> What you need to do
Copy all lines of the listing that include the string "необходимыми".

(Data excerpts)
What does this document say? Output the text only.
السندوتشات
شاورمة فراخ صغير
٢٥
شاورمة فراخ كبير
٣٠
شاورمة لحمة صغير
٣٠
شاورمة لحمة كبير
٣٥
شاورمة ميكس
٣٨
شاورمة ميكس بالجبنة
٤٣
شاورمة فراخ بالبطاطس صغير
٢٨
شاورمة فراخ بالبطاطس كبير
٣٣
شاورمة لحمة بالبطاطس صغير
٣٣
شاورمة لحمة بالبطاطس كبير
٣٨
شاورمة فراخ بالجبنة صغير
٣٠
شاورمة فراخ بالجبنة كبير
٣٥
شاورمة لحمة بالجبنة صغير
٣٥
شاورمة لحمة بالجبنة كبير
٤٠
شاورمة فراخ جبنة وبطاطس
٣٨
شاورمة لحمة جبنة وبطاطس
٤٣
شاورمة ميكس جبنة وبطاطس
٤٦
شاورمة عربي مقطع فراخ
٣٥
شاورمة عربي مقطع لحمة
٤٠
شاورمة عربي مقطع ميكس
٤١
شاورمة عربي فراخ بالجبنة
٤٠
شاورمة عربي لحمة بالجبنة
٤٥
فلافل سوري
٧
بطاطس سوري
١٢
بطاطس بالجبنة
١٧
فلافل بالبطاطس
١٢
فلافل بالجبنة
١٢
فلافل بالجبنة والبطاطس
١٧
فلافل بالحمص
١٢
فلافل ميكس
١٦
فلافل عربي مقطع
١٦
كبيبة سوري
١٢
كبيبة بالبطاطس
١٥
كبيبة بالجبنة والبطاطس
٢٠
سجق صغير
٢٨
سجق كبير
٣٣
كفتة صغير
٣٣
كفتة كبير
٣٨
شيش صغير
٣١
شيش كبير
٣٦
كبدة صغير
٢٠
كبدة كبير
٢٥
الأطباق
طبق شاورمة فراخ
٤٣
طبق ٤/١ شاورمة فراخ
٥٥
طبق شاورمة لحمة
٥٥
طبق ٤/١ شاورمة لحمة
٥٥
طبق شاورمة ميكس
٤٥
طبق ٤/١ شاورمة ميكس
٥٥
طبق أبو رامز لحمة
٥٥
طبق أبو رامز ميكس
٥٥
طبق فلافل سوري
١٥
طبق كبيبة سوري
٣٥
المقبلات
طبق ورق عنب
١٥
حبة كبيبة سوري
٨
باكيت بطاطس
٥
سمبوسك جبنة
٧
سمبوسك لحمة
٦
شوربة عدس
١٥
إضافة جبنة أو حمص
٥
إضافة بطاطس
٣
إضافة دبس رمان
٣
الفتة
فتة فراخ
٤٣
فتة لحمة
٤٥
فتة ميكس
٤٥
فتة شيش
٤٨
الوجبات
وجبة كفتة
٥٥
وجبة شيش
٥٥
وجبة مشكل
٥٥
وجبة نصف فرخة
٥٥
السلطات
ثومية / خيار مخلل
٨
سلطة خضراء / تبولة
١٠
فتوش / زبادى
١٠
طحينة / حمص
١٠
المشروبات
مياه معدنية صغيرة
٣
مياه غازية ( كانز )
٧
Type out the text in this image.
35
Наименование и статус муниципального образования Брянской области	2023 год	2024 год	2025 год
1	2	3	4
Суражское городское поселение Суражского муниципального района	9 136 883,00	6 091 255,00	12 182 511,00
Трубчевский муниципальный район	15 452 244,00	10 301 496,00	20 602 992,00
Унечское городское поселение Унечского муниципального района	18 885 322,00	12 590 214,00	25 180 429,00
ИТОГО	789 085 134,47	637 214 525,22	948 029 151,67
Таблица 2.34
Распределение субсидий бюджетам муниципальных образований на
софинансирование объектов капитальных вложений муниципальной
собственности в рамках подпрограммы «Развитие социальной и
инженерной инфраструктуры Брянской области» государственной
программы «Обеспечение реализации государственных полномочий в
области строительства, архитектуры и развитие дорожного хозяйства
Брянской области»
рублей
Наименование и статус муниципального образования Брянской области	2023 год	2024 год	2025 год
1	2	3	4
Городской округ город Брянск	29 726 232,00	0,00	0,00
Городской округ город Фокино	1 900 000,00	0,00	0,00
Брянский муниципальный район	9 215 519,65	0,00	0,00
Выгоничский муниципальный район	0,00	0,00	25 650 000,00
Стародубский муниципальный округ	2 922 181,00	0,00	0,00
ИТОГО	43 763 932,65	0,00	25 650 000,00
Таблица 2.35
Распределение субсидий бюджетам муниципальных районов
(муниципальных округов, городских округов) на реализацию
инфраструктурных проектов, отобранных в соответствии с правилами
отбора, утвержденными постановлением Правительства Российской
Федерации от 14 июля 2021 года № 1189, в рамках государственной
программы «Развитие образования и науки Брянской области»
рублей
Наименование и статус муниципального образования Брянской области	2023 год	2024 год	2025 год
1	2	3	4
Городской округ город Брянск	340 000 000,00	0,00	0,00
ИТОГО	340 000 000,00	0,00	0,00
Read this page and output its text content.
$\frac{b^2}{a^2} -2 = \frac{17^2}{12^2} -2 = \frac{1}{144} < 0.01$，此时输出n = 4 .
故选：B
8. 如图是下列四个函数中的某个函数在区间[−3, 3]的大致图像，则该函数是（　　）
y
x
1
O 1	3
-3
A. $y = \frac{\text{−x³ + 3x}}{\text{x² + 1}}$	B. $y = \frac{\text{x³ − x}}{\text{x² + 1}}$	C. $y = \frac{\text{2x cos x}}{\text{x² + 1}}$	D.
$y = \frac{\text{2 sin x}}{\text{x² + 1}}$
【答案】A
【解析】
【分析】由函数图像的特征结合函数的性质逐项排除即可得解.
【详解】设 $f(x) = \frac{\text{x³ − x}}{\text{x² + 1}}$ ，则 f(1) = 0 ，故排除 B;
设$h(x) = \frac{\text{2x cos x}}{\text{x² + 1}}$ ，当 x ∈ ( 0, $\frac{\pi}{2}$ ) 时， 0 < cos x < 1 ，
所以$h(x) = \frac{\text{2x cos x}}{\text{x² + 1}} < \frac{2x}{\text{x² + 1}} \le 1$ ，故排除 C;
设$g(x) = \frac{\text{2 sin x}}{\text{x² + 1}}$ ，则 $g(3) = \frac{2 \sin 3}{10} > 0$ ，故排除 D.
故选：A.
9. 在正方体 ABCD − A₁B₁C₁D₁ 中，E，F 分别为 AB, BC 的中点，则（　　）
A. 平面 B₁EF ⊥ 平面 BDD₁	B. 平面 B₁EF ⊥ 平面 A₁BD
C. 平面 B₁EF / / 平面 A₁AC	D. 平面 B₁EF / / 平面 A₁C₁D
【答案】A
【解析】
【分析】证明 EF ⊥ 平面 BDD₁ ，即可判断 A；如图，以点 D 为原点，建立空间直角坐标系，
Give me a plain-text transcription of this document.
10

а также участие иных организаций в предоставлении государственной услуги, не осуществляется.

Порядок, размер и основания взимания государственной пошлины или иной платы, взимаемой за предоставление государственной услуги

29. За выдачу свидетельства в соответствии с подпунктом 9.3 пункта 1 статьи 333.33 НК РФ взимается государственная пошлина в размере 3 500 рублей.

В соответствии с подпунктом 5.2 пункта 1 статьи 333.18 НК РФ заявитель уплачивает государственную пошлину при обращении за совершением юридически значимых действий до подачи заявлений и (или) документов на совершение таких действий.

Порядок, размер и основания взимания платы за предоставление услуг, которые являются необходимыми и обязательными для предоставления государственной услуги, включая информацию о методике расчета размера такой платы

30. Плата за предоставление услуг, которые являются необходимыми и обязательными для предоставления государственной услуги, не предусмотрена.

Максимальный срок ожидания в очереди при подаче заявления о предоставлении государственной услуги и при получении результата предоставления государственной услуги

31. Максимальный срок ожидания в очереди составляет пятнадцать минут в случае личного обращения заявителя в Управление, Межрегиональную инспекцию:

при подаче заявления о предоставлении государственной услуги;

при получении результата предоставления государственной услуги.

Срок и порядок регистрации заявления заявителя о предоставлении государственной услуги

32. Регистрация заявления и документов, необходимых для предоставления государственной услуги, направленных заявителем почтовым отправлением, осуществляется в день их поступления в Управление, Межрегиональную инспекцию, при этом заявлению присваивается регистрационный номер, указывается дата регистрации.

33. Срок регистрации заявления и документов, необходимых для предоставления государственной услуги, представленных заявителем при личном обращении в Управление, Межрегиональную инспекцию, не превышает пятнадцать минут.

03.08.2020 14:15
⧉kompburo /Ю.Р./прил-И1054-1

> Exercise solution
Порядок, размер и основания взимания платы за предоставление услуг, которые являются необходимыми и обязательными для предоставления государственной услуги, включая информацию о методике расчета размера такой платы
30. Плата за предоставление услуг, которые являются необходимыми и обязательными для предоставления государственной услуги, не предусмотрена.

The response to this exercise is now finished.